### SHORT PROBLEM
All of the entries need to be written out again, exactly as they are.

### TASK INPUTS

++++++++++++++++++++

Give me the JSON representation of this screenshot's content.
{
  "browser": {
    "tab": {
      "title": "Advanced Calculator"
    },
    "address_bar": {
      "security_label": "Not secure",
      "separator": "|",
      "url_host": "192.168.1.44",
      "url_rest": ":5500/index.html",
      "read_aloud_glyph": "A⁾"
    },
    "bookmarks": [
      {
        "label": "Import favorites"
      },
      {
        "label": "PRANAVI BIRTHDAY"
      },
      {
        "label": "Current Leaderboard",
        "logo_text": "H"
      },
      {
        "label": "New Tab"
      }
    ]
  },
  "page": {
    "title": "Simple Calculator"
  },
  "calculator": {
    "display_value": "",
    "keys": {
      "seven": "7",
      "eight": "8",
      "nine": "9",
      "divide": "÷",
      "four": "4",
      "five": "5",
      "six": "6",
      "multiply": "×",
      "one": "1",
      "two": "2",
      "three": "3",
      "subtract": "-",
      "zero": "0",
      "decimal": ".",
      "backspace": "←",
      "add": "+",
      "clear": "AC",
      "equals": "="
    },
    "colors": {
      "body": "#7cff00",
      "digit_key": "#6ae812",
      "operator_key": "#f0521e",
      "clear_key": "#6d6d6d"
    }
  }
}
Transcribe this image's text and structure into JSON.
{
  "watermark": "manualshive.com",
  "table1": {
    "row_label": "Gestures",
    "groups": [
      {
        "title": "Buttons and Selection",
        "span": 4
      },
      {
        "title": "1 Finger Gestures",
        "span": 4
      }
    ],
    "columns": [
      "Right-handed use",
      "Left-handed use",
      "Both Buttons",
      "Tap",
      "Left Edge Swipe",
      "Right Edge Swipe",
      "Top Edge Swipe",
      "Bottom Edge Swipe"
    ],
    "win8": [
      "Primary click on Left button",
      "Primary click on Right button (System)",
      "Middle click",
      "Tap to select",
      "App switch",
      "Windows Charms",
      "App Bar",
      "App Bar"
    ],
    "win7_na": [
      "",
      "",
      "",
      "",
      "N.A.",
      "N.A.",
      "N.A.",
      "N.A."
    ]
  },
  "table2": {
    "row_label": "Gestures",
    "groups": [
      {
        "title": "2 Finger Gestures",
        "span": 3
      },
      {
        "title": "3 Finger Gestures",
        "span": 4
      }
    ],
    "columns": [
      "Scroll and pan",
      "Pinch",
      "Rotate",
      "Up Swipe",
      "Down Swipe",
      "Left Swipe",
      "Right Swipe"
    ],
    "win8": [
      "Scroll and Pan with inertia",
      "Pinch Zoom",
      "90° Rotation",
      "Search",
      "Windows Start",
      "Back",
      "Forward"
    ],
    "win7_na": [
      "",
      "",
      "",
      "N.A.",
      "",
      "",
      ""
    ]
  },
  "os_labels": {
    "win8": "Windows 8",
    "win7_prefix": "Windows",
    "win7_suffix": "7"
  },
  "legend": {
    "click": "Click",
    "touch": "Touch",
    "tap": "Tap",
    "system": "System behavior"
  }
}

++++++++++++++++++++

### TASK ANSWER
Give me the JSON representation of this screenshot's content.
{
  "browser": {
    "tab": {
      "title": "Advanced Calculator"
    },
    "address_bar": {
      "security_label": "Not secure",
      "separator": "|",
      "url_host": "192.168.1.44",
      "url_rest": ":5500/index.html",
      "read_aloud_glyph": "A⁾"
    },
    "bookmarks": [
      {
        "label": "Import favorites"
      },
      {
        "label": "PRANAVI BIRTHDAY"
      },
      {
        "label": "Current Leaderboard",
        "logo_text": "H"
      },
      {
        "label": "New Tab"
      }
    ]
  },
  "page": {
    "title": "Simple Calculator"
  },
  "calculator": {
    "display_value": "",
    "keys": {
      "seven": "7",
      "eight": "8",
      "nine": "9",
      "divide": "÷",
      "four": "4",
      "five": "5",
      "six": "6",
      "multiply": "×",
      "one": "1",
      "two": "2",
      "three": "3",
      "subtract": "-",
      "zero": "0",
      "decimal": ".",
      "backspace": "←",
      "add": "+",
      "clear": "AC",
      "equals": "="
    },
    "colors": {
      "body": "#7cff00",
      "digit_key": "#6ae812",
      "operator_key": "#f0521e",
      "clear_key": "#6d6d6d"
    }
  }
}
Transcribe this image's text and structure into JSON.
{
  "watermark": "manualshive.com",
  "table1": {
    "row_label": "Gestures",
    "groups": [
      {
        "title": "Buttons and Selection",
        "span": 4
      },
      {
        "title": "1 Finger Gestures",
        "span": 4
      }
    ],
    "columns": [
      "Right-handed use",
      "Left-handed use",
      "Both Buttons",
      "Tap",
      "Left Edge Swipe",
      "Right Edge Swipe",
      "Top Edge Swipe",
      "Bottom Edge Swipe"
    ],
    "win8": [
      "Primary click on Left button",
      "Primary click on Right button (System)",
      "Middle click",
      "Tap to select",
      "App switch",
      "Windows Charms",
      "App Bar",
      "App Bar"
    ],
    "win7_na": [
      "",
      "",
      "",
      "",
      "N.A.",
      "N.A.",
      "N.A.",
      "N.A."
    ]
  },
  "table2": {
    "row_label": "Gestures",
    "groups": [
      {
        "title": "2 Finger Gestures",
        "span": 3
      },
      {
        "title": "3 Finger Gestures",
        "span": 4
      }
    ],
    "columns": [
      "Scroll and pan",
      "Pinch",
      "Rotate",
      "Up Swipe",
      "Down Swipe",
      "Left Swipe",
      "Right Swipe"
    ],
    "win8": [
      "Scroll and Pan with inertia",
      "Pinch Zoom",
      "90° Rotation",
      "Search",
      "Windows Start",
      "Back",
      "Forward"
    ],
    "win7_na": [
      "",
      "",
      "",
      "N.A.",
      "",
      "",
      ""
    ]
  },
  "os_labels": {
    "win8": "Windows 8",
    "win7_prefix": "Windows",
    "win7_suffix": "7"
  },
  "legend": {
    "click": "Click",
    "touch": "Touch",
    "tap": "Tap",
    "system": "System behavior"
  }
}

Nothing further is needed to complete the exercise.